##### Input #####

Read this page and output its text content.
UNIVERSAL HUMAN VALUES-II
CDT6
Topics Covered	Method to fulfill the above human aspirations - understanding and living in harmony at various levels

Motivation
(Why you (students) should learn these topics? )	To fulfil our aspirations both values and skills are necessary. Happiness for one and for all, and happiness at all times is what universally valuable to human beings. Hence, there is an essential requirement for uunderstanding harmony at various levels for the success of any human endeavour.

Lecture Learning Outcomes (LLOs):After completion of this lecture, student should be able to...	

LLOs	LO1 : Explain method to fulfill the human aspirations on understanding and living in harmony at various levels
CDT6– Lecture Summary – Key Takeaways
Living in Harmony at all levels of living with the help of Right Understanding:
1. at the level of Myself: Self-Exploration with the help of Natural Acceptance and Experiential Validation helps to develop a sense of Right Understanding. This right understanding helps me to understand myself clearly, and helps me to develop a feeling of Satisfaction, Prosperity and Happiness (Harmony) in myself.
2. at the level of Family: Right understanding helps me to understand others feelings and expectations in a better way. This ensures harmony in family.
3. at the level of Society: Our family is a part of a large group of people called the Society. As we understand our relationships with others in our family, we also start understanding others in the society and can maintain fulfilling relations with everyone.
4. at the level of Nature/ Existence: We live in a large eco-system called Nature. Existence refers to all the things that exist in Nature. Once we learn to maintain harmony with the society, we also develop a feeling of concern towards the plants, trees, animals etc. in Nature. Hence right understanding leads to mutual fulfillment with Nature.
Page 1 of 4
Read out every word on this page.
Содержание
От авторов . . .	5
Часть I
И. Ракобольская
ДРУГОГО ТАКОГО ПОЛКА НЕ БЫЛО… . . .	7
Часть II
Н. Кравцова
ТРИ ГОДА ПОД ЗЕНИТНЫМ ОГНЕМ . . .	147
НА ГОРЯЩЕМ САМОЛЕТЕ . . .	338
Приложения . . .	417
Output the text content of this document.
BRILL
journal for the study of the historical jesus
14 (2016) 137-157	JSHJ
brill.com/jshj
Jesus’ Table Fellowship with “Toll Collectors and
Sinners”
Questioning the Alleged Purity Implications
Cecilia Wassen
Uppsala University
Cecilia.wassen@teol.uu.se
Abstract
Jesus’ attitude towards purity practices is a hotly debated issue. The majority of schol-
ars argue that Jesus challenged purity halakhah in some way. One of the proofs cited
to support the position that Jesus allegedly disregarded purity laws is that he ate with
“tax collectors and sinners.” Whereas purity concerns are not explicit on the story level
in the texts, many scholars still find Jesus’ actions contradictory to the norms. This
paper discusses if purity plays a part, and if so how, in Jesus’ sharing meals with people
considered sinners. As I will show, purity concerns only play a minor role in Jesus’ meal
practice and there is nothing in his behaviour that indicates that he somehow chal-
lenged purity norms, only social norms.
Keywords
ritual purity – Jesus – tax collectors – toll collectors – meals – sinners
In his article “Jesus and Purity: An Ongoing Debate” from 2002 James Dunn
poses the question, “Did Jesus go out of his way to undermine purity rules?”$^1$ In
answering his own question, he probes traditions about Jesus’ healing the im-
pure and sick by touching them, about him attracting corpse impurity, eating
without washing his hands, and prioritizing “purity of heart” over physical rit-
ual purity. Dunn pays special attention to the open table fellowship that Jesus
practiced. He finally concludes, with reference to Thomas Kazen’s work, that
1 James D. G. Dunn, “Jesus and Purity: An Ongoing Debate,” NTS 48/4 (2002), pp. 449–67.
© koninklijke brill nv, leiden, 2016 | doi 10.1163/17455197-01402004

#####

*Task details:* Filter the records down to the lines that contain the string "part", and copy those lines.

*Result for this task:*
3. at the level of Society: Our family is a part of a large group of people called the Society. As we understand our relationships with others in our family, we also start understanding others in the society and can maintain fulfilling relations with everyone.
paper discusses if purity plays a part, and if so how, in Jesus’ sharing meals with people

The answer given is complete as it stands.